==== Exercise material

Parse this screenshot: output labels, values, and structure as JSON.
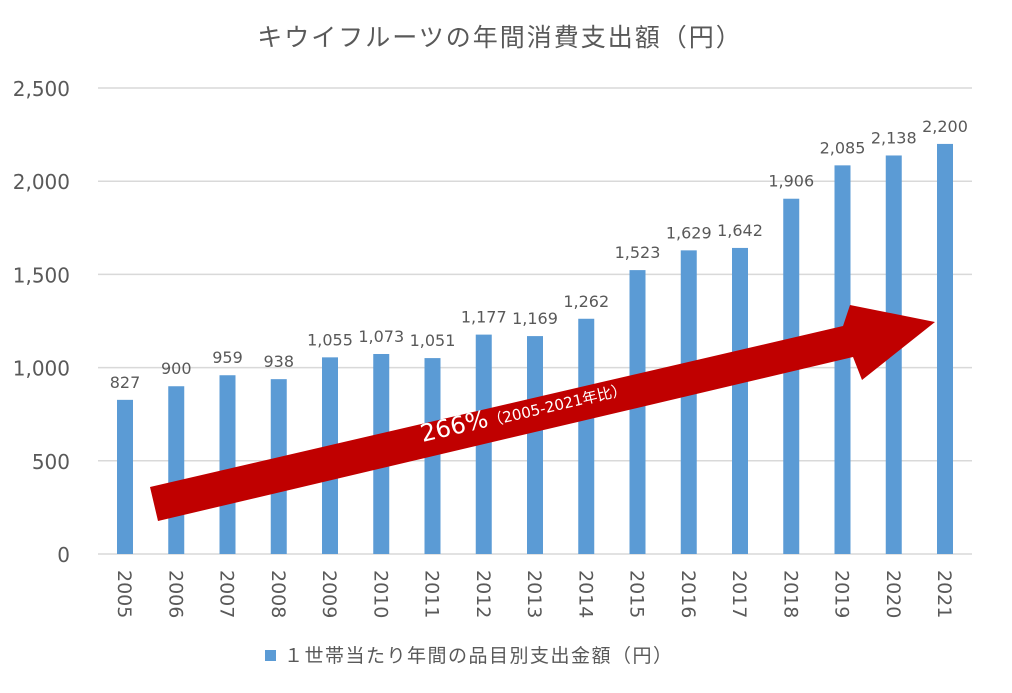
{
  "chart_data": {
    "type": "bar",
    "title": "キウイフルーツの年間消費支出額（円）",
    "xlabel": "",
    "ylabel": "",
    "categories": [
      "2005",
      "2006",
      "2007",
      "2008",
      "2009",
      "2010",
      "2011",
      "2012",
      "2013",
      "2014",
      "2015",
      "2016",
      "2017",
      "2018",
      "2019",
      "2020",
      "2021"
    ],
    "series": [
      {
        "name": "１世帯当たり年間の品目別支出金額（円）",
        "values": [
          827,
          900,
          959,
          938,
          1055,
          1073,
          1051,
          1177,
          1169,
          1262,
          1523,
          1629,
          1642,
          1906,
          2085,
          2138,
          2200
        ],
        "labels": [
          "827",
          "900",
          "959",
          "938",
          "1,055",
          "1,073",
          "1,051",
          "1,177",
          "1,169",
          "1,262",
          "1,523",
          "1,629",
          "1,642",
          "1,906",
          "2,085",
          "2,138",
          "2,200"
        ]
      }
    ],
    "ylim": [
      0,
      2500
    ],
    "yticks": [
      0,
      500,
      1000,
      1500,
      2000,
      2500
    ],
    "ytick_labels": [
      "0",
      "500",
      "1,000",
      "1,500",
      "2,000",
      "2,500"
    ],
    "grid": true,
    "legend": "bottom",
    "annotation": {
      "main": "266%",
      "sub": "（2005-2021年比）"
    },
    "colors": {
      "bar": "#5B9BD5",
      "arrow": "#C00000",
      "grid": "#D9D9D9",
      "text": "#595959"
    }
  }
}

========

Directive:
Check all the records above and select each line where the string "values" is found.

Full solution:
Parse this screenshot: output labels, values, and structure as JSON.
        "values": [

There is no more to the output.